[begin MATERIAL FOR THE TASK]
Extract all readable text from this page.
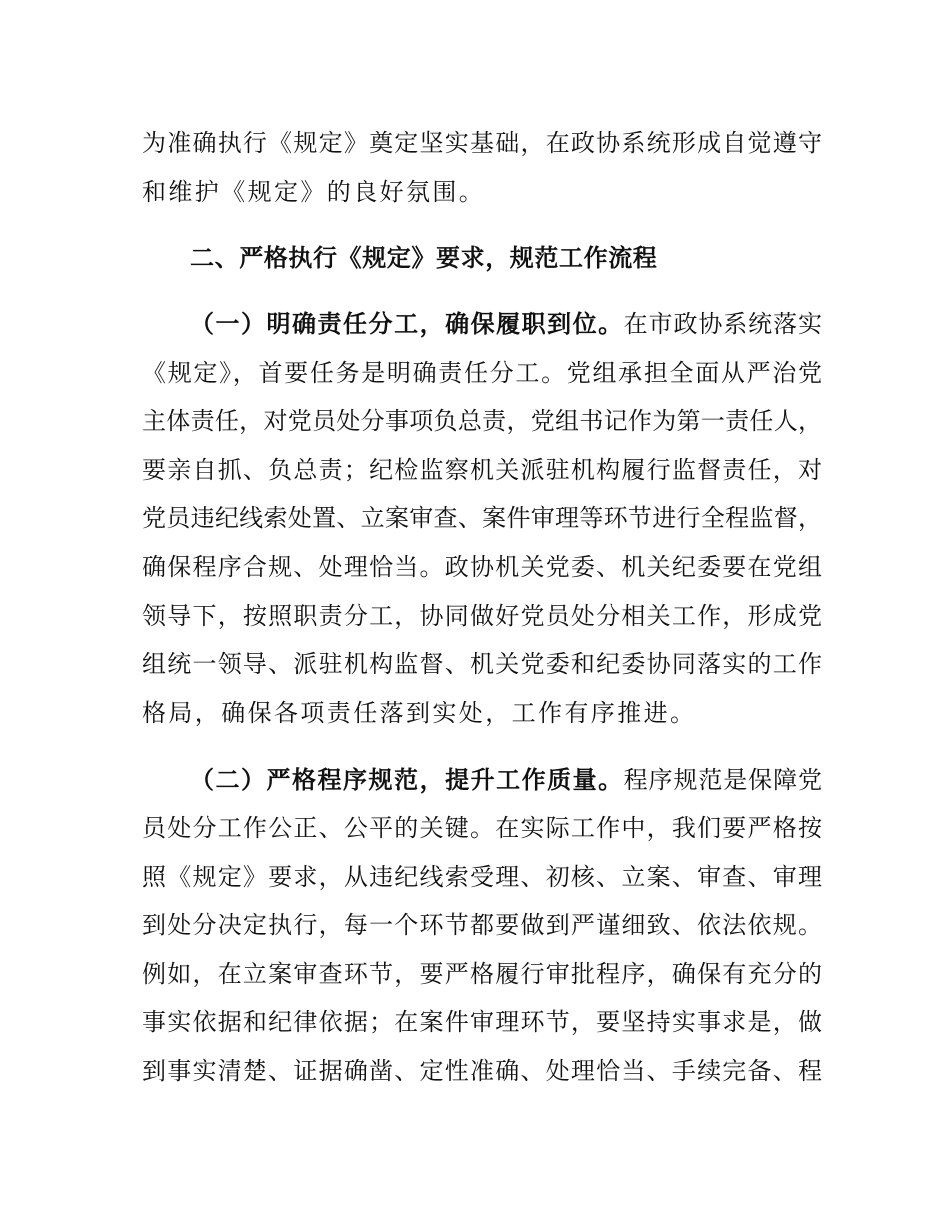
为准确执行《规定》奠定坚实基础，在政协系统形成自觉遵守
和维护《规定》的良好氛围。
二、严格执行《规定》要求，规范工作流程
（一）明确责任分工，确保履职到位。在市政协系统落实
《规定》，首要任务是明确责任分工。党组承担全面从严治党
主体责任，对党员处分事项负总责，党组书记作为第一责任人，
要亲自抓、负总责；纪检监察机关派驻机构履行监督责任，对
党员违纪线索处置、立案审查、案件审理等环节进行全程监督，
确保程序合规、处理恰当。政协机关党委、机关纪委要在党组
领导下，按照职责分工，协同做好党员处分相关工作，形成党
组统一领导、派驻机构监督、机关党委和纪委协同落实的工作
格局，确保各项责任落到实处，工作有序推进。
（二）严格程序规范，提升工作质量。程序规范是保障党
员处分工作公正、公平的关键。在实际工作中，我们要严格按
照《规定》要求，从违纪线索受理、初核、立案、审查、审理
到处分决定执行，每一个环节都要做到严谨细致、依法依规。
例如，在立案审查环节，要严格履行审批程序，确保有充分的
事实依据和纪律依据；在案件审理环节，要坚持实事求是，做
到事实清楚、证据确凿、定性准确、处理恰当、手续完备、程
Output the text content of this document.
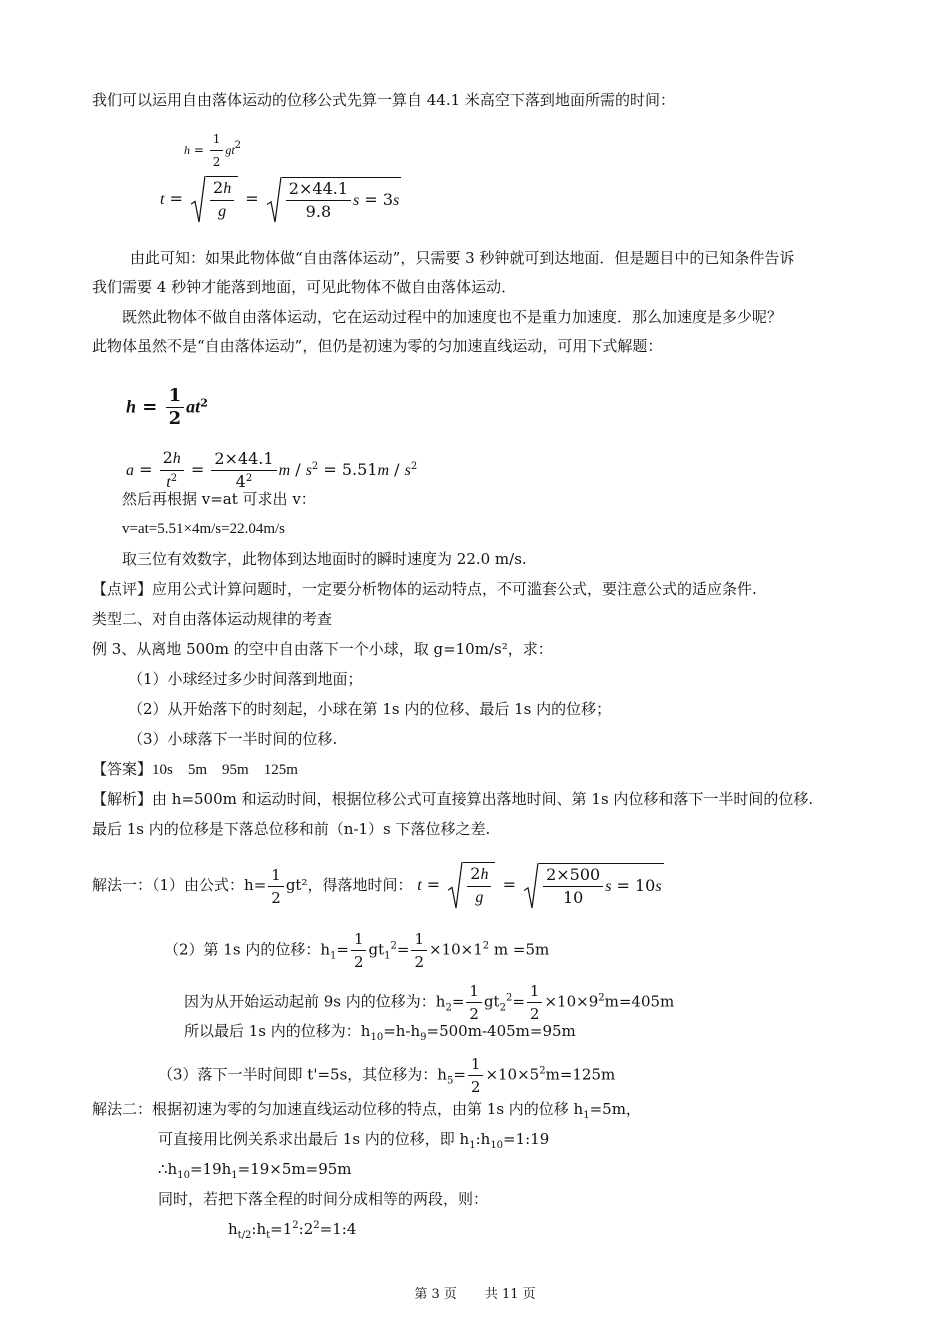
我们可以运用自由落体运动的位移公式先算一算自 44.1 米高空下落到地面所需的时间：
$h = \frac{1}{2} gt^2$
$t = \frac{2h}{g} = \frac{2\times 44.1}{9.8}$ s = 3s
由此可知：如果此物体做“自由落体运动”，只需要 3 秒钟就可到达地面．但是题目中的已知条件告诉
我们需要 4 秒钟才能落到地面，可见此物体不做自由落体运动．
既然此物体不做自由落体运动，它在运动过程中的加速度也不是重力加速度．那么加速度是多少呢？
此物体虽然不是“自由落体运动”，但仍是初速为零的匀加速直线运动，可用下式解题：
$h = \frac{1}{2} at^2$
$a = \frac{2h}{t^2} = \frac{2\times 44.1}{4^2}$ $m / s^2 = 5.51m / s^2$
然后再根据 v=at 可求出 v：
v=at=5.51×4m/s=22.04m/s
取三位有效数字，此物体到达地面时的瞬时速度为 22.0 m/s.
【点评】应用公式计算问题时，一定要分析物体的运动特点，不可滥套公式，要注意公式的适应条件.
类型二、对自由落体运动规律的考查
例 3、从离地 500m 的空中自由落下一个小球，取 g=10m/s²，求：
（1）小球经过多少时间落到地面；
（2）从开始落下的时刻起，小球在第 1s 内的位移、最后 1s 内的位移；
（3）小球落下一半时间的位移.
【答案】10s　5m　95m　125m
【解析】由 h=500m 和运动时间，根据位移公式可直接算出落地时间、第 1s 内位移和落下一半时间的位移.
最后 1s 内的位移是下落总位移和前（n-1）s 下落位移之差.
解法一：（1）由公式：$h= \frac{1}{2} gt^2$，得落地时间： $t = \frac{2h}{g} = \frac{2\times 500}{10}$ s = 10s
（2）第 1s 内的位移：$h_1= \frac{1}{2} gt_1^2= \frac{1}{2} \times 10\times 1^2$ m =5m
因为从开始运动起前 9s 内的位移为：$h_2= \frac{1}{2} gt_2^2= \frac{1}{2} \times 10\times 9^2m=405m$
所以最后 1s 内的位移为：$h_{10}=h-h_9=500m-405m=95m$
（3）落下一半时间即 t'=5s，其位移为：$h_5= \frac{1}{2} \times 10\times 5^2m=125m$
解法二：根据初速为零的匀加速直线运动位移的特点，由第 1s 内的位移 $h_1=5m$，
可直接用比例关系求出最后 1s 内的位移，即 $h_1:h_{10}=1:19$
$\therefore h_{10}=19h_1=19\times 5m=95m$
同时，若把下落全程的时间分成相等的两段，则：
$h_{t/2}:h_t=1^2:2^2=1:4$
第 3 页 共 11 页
[end MATERIAL FOR THE TASK]
WHAT NEEDS TO BE DONE -
Copy out every line where the word "times" occurs.

WRITTEN ANSWER -
$t = \frac{2h}{g} = \frac{2\times 44.1}{9.8}$ s = 3s
$a = \frac{2h}{t^2} = \frac{2\times 44.1}{4^2}$ $m / s^2 = 5.51m / s^2$
解法一：（1）由公式：$h= \frac{1}{2} gt^2$，得落地时间： $t = \frac{2h}{g} = \frac{2\times 500}{10}$ s = 10s
（2）第 1s 内的位移：$h_1= \frac{1}{2} gt_1^2= \frac{1}{2} \times 10\times 1^2$ m =5m
因为从开始运动起前 9s 内的位移为：$h_2= \frac{1}{2} gt_2^2= \frac{1}{2} \times 10\times 9^2m=405m$
（3）落下一半时间即 t'=5s，其位移为：$h_5= \frac{1}{2} \times 10\times 5^2m=125m$
$\therefore h_{10}=19h_1=19\times 5m=95m$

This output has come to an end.